> _Data in this exercise_:
┌──

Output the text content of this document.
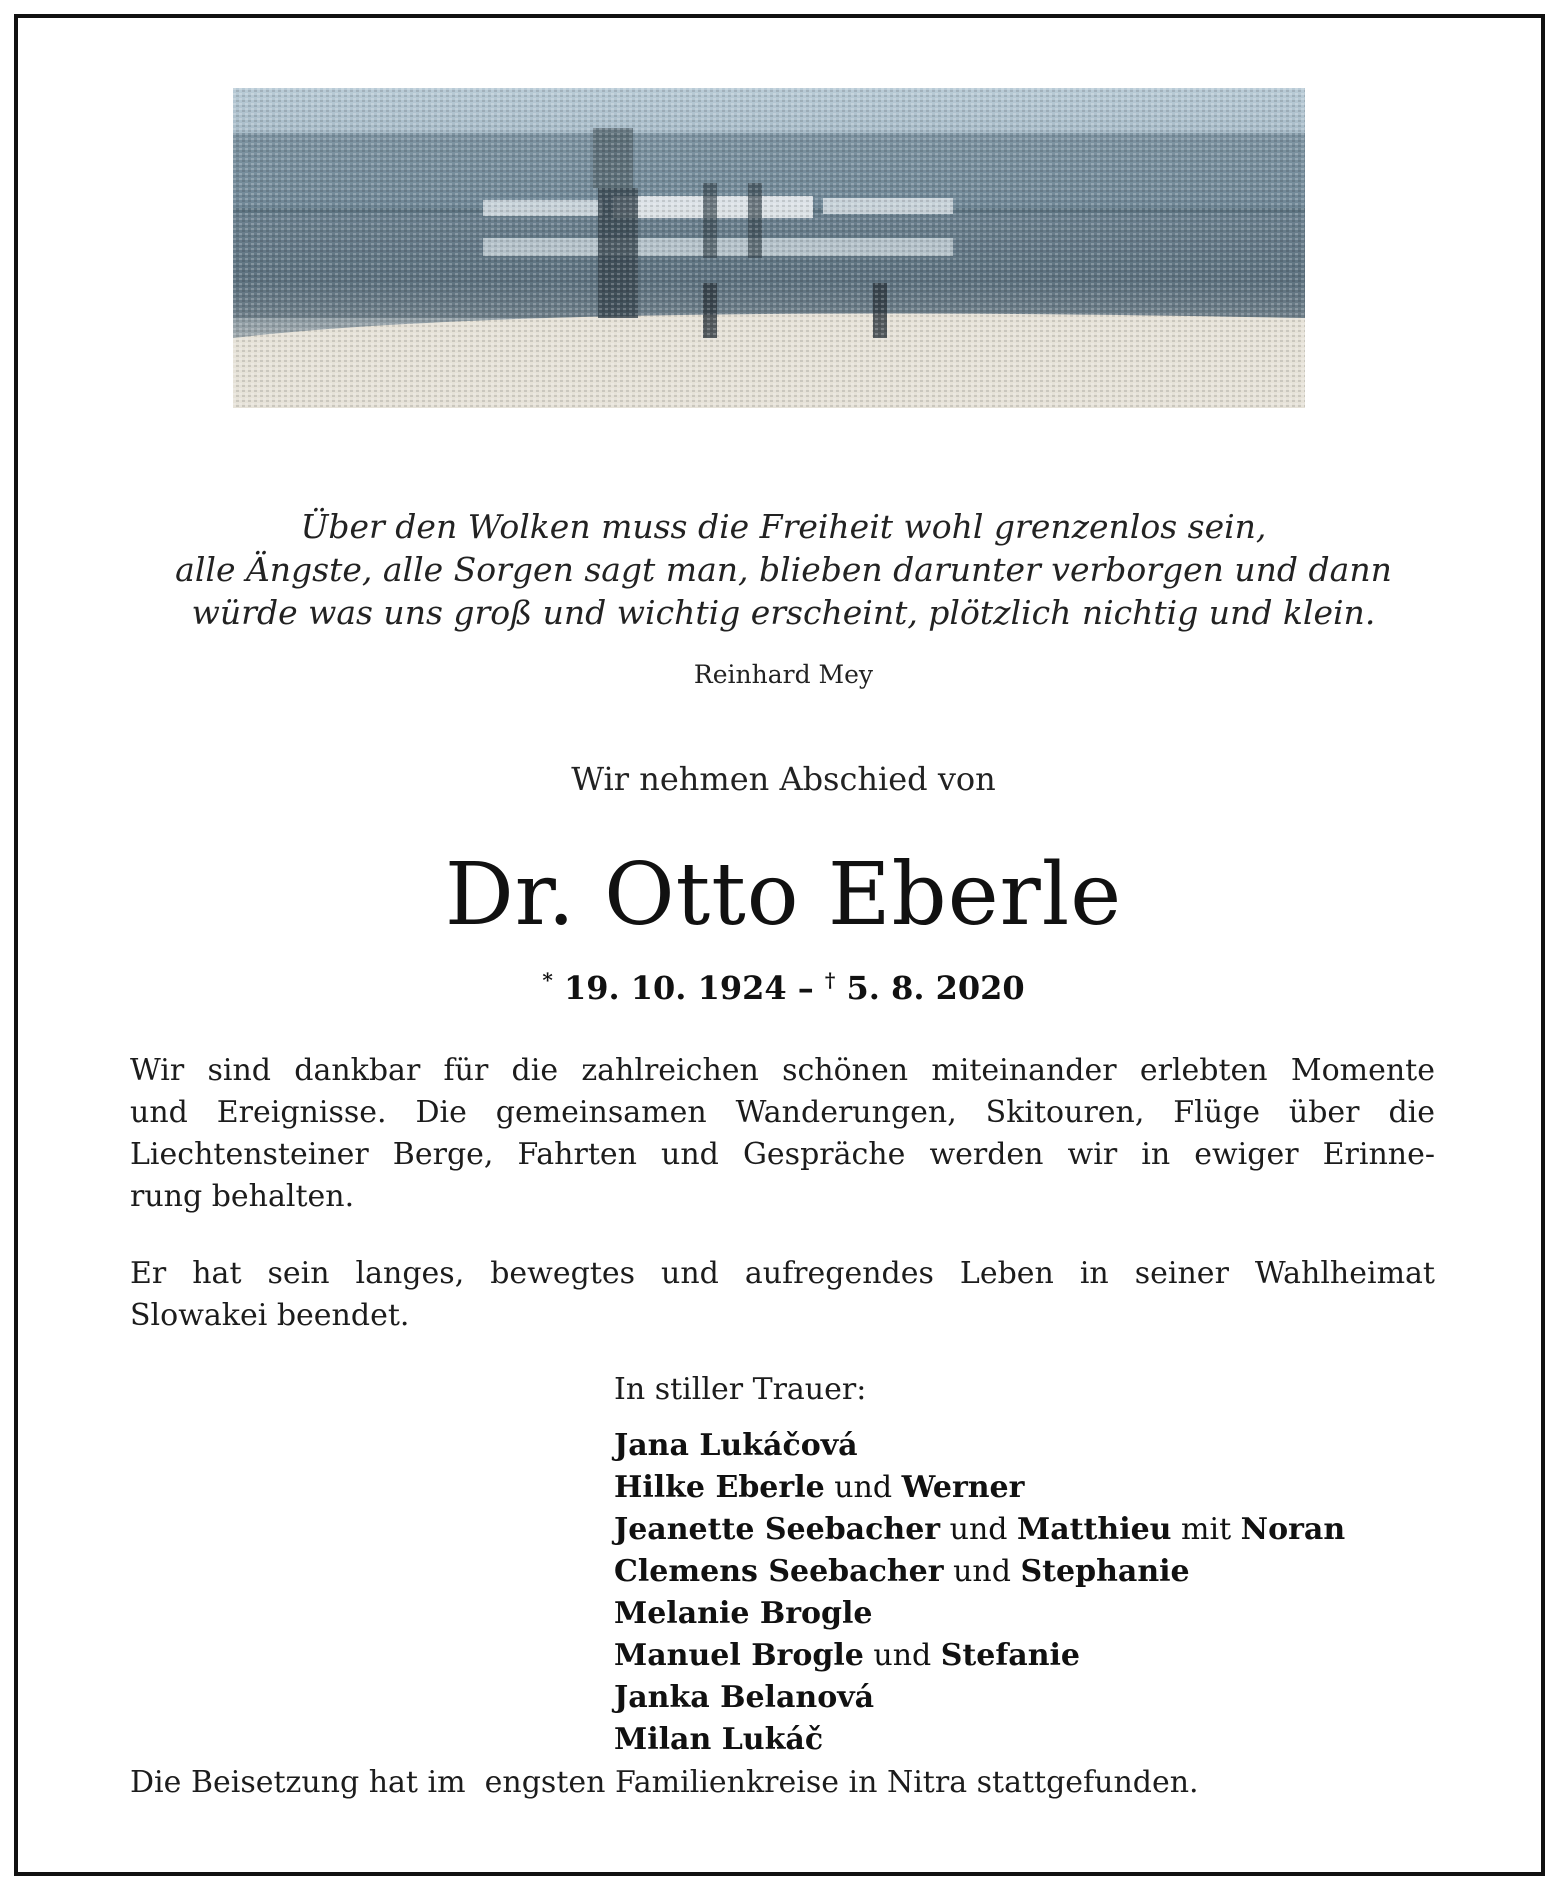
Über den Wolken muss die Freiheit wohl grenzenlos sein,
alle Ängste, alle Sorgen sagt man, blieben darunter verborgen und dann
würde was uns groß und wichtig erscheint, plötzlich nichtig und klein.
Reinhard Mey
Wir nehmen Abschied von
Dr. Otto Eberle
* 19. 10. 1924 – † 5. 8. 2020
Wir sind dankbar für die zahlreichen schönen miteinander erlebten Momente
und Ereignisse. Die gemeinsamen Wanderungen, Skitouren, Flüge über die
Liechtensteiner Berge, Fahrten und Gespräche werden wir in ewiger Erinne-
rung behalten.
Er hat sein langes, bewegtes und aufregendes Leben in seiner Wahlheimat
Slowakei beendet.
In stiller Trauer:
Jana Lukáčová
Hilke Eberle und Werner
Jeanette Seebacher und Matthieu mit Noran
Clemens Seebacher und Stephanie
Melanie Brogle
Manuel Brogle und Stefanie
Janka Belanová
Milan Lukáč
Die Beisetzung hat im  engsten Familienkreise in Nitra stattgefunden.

└──

> _Goal of the exercise_: Look through the listing above and count the lines where the string "sein" appears. Report the number only.

> _Response below_: 2